■ OBJECTIVE: Repeat the records below exactly, leaving out every picture.
— BEGIN —
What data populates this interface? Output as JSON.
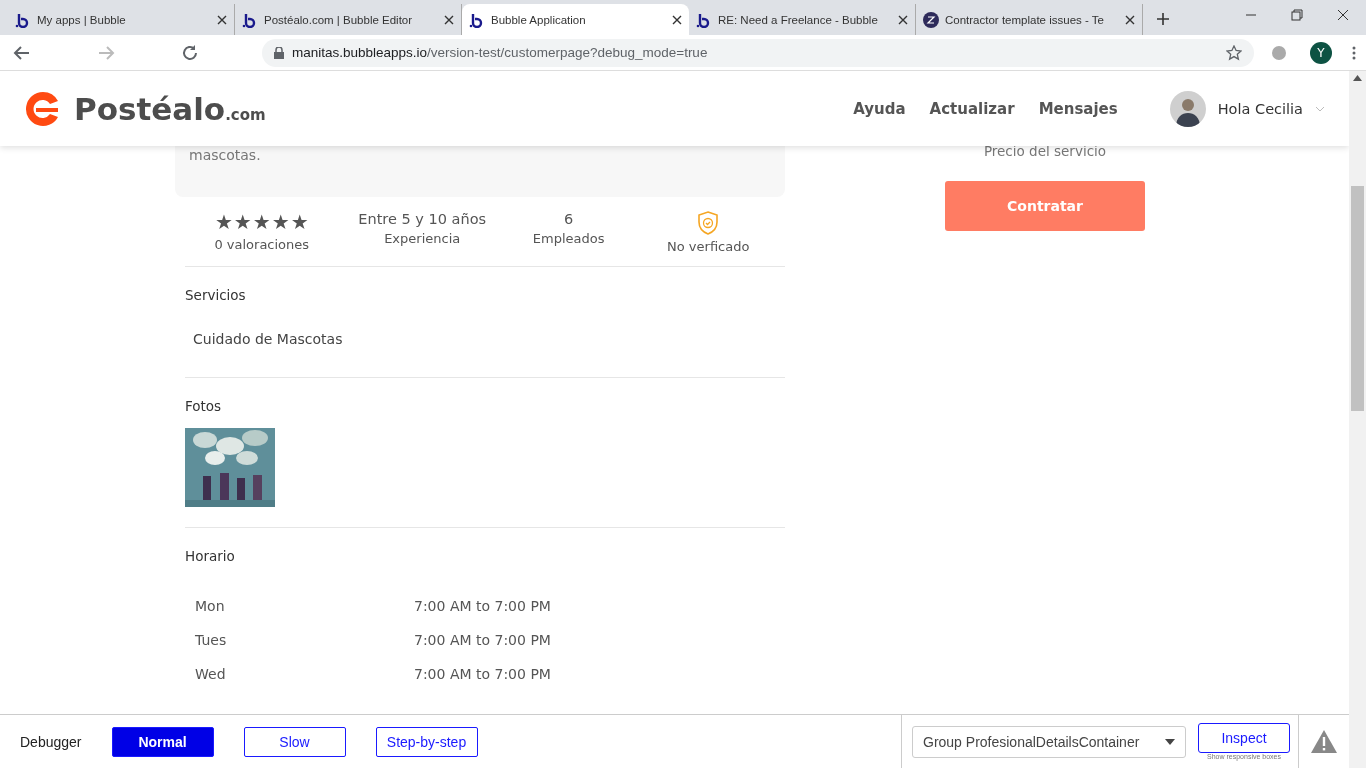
{
  "browser": {
    "tabs": [
      {
        "title": "My apps | Bubble",
        "selected": false
      },
      {
        "title": "Postéalo.com | Bubble Editor",
        "selected": false
      },
      {
        "title": "Bubble Application",
        "selected": true
      },
      {
        "title": "RE: Need a Freelance - Bubble",
        "selected": false
      },
      {
        "title": "Contractor template issues - Te",
        "selected": false
      }
    ],
    "url_host": "manitas.bubbleapps.io",
    "url_path": "/version-test/customerpage?debug_mode=true",
    "profile": "Y"
  },
  "header": {
    "logo": "Postéalo",
    "logo_suffix": ".com",
    "nav": [
      "Ayuda",
      "Actualizar",
      "Mensajes"
    ],
    "user": "Hola Cecilia"
  },
  "description_tail": "mascotas.",
  "stats": {
    "stars": 5,
    "reviews": "0 valoraciones",
    "experience_value": "Entre 5 y 10 años",
    "experience_label": "Experiencia",
    "employees_value": "6",
    "employees_label": "Empleados",
    "verification": "No verficado"
  },
  "services": {
    "title": "Servicios",
    "items": [
      "Cuidado de Mascotas"
    ]
  },
  "photos": {
    "title": "Fotos"
  },
  "schedule": {
    "title": "Horario",
    "rows": [
      {
        "day": "Mon",
        "hours": "7:00 AM to 7:00 PM"
      },
      {
        "day": "Tues",
        "hours": "7:00 AM to 7:00 PM"
      },
      {
        "day": "Wed",
        "hours": "7:00 AM to 7:00 PM"
      }
    ]
  },
  "price_label": "Precio del servicio",
  "hire_button": "Contratar",
  "debugger": {
    "label": "Debugger",
    "modes": [
      {
        "label": "Normal",
        "selected": true
      },
      {
        "label": "Slow",
        "selected": false
      },
      {
        "label": "Step-by-step",
        "selected": false
      }
    ],
    "element": "Group ProfesionalDetailsContainer",
    "inspect": "Inspect",
    "inspect_hint": "Show responsive boxes"
  }
}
— END —
■ REPLY:
What data populates this interface? Output as JSON.
{
  "browser": {
    "tabs": [
      {
        "title": "My apps | Bubble",
        "selected": false
      },
      {
        "title": "Postéalo.com | Bubble Editor",
        "selected": false
      },
      {
        "title": "Bubble Application",
        "selected": true
      },
      {
        "title": "RE: Need a Freelance - Bubble",
        "selected": false
      },
      {
        "title": "Contractor template issues - Te",
        "selected": false
      }
    ],
    "url_host": "manitas.bubbleapps.io",
    "url_path": "/version-test/customerpage?debug_mode=true",
    "profile": "Y"
  },
  "header": {
    "logo": "Postéalo",
    "logo_suffix": ".com",
    "nav": [
      "Ayuda",
      "Actualizar",
      "Mensajes"
    ],
    "user": "Hola Cecilia"
  },
  "description_tail": "mascotas.",
  "stats": {
    "stars": 5,
    "reviews": "0 valoraciones",
    "experience_value": "Entre 5 y 10 años",
    "experience_label": "Experiencia",
    "employees_value": "6",
    "employees_label": "Empleados",
    "verification": "No verficado"
  },
  "services": {
    "title": "Servicios",
    "items": [
      "Cuidado de Mascotas"
    ]
  },
  "photos": {
    "title": "Fotos"
  },
  "schedule": {
    "title": "Horario",
    "rows": [
      {
        "day": "Mon",
        "hours": "7:00 AM to 7:00 PM"
      },
      {
        "day": "Tues",
        "hours": "7:00 AM to 7:00 PM"
      },
      {
        "day": "Wed",
        "hours": "7:00 AM to 7:00 PM"
      }
    ]
  },
  "price_label": "Precio del servicio",
  "hire_button": "Contratar",
  "debugger": {
    "label": "Debugger",
    "modes": [
      {
        "label": "Normal",
        "selected": true
      },
      {
        "label": "Slow",
        "selected": false
      },
      {
        "label": "Step-by-step",
        "selected": false
      }
    ],
    "element": "Group ProfesionalDetailsContainer",
    "inspect": "Inspect",
    "inspect_hint": "Show responsive boxes"
  }
}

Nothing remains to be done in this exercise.